Estratto della pagina:
----

Detto in soldoni quindi così stanno le cose: non pare bello dover fare attenzione quando si prende la particola, è tutto troppo complicato e opprimente. Come risolviamo il problema? Togliamo l’Eucarestia. Non si lotta da anni in Germania per far accedere al sacramento dell’Eucarestia anche i divorziati risposati e via dicendo? E ora non è più importante? Ora l’estetica e la sensazione opprimente della mascherina e del disinfettante hanno la meglio sul desiderio di partecipare del corpo di Cristo? Ma allora tutta la liturgia che cos’è? Un simbolo, nulla di più? Chi crede ancora che Cristo sia presente nel pane e nel vino? Se questo non c’è più, se questa fede non esiste più, allora si può partecipare alla messa in streaming anche dopo la pandemia. D’altro canto nella chiesa protestante, che ai tempi di Lutero neanche si sognava di allentare il precetto domenicale, la partecipazione del popolo alla liturgia eucaristica è talmente ridotta che la domenica mattina la “messa” protestante è “con rievocazione dell’ultima cena” solo una volta al mese – se va bene. È un optional. E comunque la chiesa è vuota. Perché, se non c’è Dio, che ci vado a fare?

----

Dati di analisi del layout dei documenti:
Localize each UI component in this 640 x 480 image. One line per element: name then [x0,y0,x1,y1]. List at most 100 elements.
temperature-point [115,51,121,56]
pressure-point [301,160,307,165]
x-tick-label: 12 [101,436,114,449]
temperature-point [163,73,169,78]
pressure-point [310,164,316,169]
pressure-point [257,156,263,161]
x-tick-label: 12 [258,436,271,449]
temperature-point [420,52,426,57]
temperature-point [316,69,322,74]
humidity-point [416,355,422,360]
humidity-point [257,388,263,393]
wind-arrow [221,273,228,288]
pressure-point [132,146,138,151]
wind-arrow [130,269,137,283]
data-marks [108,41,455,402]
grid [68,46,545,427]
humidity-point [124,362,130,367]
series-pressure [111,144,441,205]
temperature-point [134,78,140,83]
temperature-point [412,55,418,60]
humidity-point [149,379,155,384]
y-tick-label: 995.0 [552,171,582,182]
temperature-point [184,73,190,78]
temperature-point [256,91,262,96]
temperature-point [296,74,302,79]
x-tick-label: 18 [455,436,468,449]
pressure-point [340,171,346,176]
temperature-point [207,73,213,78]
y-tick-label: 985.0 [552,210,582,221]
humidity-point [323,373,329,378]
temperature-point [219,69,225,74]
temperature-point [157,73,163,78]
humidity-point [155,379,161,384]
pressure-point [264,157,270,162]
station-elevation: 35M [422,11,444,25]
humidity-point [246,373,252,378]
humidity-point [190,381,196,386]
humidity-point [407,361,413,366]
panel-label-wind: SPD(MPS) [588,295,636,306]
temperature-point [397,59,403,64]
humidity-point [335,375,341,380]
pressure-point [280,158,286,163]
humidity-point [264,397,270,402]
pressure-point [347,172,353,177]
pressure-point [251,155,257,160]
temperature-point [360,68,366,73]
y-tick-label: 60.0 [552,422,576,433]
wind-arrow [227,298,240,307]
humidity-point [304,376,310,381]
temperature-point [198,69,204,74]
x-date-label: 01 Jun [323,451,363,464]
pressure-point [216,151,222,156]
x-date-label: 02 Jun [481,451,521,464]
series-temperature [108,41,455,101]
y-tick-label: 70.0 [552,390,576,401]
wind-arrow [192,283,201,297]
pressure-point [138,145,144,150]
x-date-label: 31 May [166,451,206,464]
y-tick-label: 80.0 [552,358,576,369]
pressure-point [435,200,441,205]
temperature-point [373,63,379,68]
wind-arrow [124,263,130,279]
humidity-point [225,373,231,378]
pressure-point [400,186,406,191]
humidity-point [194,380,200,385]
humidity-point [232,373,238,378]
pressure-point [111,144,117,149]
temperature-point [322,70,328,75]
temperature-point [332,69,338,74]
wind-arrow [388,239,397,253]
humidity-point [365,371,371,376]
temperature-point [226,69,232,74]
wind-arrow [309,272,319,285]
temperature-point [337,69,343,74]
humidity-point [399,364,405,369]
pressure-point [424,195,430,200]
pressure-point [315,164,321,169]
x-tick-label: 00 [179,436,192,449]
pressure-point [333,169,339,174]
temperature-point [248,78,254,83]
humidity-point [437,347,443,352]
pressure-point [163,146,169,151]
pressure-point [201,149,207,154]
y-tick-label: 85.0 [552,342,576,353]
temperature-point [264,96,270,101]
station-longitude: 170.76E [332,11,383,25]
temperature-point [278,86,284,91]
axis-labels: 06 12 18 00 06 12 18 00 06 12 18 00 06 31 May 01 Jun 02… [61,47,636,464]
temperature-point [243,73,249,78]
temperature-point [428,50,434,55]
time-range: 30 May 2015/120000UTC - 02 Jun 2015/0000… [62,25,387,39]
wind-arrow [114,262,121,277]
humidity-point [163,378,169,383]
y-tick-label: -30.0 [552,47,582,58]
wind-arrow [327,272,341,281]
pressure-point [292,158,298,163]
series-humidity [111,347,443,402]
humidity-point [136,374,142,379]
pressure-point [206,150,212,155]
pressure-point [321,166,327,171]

----

Consegna 1: Come si traduce in inglese questa frase dell'estratto sull'Eucarestia: "Se questo non c’è più, se questa fede non esiste più, allora si può partecipare alla messa in streaming anche dopo la pandemia."?
Consegna 2: Secondo l'estratto sull'Eucarestia, quanto spesso la "messa" protestante della domenica mattina è "con rievocazione dell'ultima cena"?
Consegna 3: Prosegui l'estratto sull'Eucarestia a partire dalla domanda "Perché, se non c’è Dio, che ci vado a fare?", mantenendone il tono e l'argomento.
Per svolgere le consegne non occorre consultare i dati.

Risposta attesa 1: If this is no longer there, if this faith no longer exists, then one can attend Mass via streaming even after the pandemic.

Risposta attesa 2: Solo una volta al mese, se va bene.

Risposta attesa 3:
Non stupisce quindi che nella stessa direzione si esprimano le cattoliche femministe riformiste del movimento Maria 2.0, che già avevano fatto parlare di sé con lo “sciopero” della messa nel 2019 per richiamare l’attenzione sul mancante riconoscimento ufficiale del ruolo delle donne nelle comunità parrocchiali tedesche in termini di “cariche ecclesiastiche” (mirando da ultimo al sacerdozio femminile). Sul portale ufficiale della Chiesa Cattolica Tedesca (katholisch.de) è apparso il 27 aprile un articolo intitolato “Maria 2.0: le messe pubbliche sono contro il comandamento dell’amore al prossimo”. Solo alcuni estratti: “Siamo convinte che il nucleo della nostra fede sia contenuto nel duplice comandamento dell’amore di Gesù.” In questa fase di pandemia l’amore a Dio si dimostrerebbe nella cura e responsabilità verso il prossimo. “E al momento questo per molti di noi significa: rinunciare”. Perché soprattutto i più anziani andrebbero subito a messa e metterebbero a rischio la loro salute. Messe con un numero contingentato di fedeli comporterebbero per alcuni la sensazione di essere esclusi e rifiutati, invece che parte di una comunità. Inoltre in questi tempi tutta la società sarebbe costretta a fare sacrifici. “Darebbe un segnale solidale una Chiesa che resistesse al fianco delle persone e sopportasse con loro questo tempo di rinuncia”, dice la lettera aperta del movimento. Concludendo che sarebbe meglio che i preti andassero davanti agli ospizi (chiusi ai visitatori da settimane) a pregare con il megafono piuttosto che misurare col metro la distanza tra i posti a sedere in chiesa per definire il numero e la posizione dei credenti durante la celebrazione eucaristica.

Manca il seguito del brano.